## WHAT TO WORK ON
Look through the lines below and extract each one that contains "brutto".

Saved entries
★ ★ ★ ★

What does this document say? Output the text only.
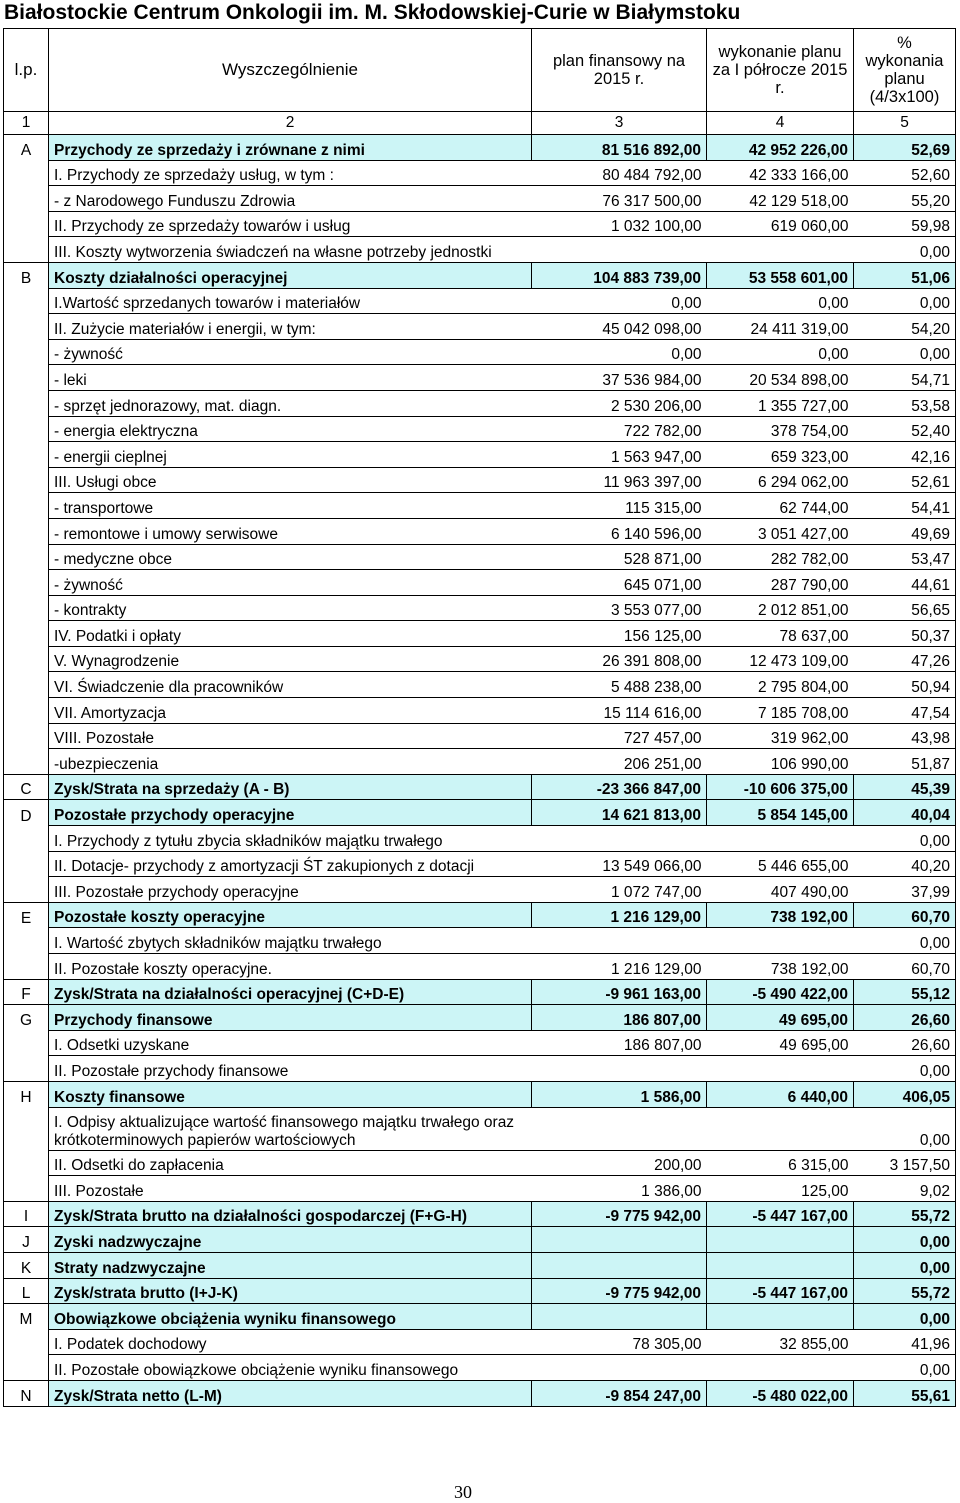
Białostockie Centrum Onkologii im. M. Skłodowskiej-Curie w Białymstoku
l.p.	Wyszczególnienie	plan finansowy na 2015 r.	wykonanie planu za I półrocze 2015 r.	% wykonania planu (4/3x100)
1	2	3	4	5
A	Przychody ze sprzedaży i zrównane z nimi	81 516 892,00	42 952 226,00	52,69
	I. Przychody ze sprzedaży usług, w tym :	80 484 792,00	42 333 166,00	52,60
	- z Narodowego Funduszu Zdrowia	76 317 500,00	42 129 518,00	55,20
	II. Przychody ze sprzedaży towarów i usług	1 032 100,00	619 060,00	59,98
	III. Koszty wytworzenia świadczeń na własne potrzeby jednostki			0,00
B	Koszty działalności operacyjnej	104 883 739,00	53 558 601,00	51,06
	I.Wartość sprzedanych towarów i materiałów	0,00	0,00	0,00
	II. Zużycie materiałów i energii, w tym:	45 042 098,00	24 411 319,00	54,20
	- żywność	0,00	0,00	0,00
	- leki	37 536 984,00	20 534 898,00	54,71
	- sprzęt jednorazowy, mat. diagn.	2 530 206,00	1 355 727,00	53,58
	- energia elektryczna	722 782,00	378 754,00	52,40
	- energii cieplnej	1 563 947,00	659 323,00	42,16
	III. Usługi obce	11 963 397,00	6 294 062,00	52,61
	- transportowe	115 315,00	62 744,00	54,41
	- remontowe i umowy serwisowe	6 140 596,00	3 051 427,00	49,69
	- medyczne obce	528 871,00	282 782,00	53,47
	- żywność	645 071,00	287 790,00	44,61
	- kontrakty	3 553 077,00	2 012 851,00	56,65
	IV. Podatki i opłaty	156 125,00	78 637,00	50,37
	V. Wynagrodzenie	26 391 808,00	12 473 109,00	47,26
	VI. Świadczenie dla pracowników	5 488 238,00	2 795 804,00	50,94
	VII. Amortyzacja	15 114 616,00	7 185 708,00	47,54
	VIII. Pozostałe	727 457,00	319 962,00	43,98
	-ubezpieczenia	206 251,00	106 990,00	51,87
C	Zysk/Strata na sprzedaży (A - B)	-23 366 847,00	-10 606 375,00	45,39
D	Pozostałe przychody operacyjne	14 621 813,00	5 854 145,00	40,04
	I. Przychody z tytułu zbycia składników majątku trwałego			0,00
	II. Dotacje- przychody z amortyzacji ŚT zakupionych z dotacji	13 549 066,00	5 446 655,00	40,20
	III. Pozostałe przychody operacyjne	1 072 747,00	407 490,00	37,99
E	Pozostałe koszty operacyjne	1 216 129,00	738 192,00	60,70
	I. Wartość zbytych składników majątku trwałego			0,00
	II. Pozostałe koszty operacyjne.	1 216 129,00	738 192,00	60,70
F	Zysk/Strata na działalności operacyjnej (C+D-E)	-9 961 163,00	-5 490 422,00	55,12
G	Przychody finansowe	186 807,00	49 695,00	26,60
	I. Odsetki uzyskane	186 807,00	49 695,00	26,60
	II. Pozostałe przychody finansowe			0,00
H	Koszty finansowe	1 586,00	6 440,00	406,05
	I. Odpisy aktualizujące wartość finansowego majątku trwałego oraz krótkoterminowych papierów wartościowych			0,00
	II. Odsetki do zapłacenia	200,00	6 315,00	3 157,50
	III. Pozostałe	1 386,00	125,00	9,02
I	Zysk/Strata brutto na działalności gospodarczej (F+G-H)	-9 775 942,00	-5 447 167,00	55,72
J	Zyski nadzwyczajne			0,00
K	Straty nadzwyczajne			0,00
L	Zysk/strata brutto (I+J-K)	-9 775 942,00	-5 447 167,00	55,72
M	Obowiązkowe obciążenia wyniku finansowego			0,00
	I. Podatek dochodowy	78 305,00	32 855,00	41,96
	II. Pozostałe obowiązkowe obciążenie wyniku finansowego			0,00
N	Zysk/Strata netto (L-M)	-9 854 247,00	-5 480 022,00	55,61
30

★ ★ ★ ★

## CORRECT OUTPUT
I	Zysk/Strata brutto na działalności gospodarczej (F+G-H)	-9 775 942,00	-5 447 167,00	55,72
L	Zysk/strata brutto (I+J-K)	-9 775 942,00	-5 447 167,00	55,72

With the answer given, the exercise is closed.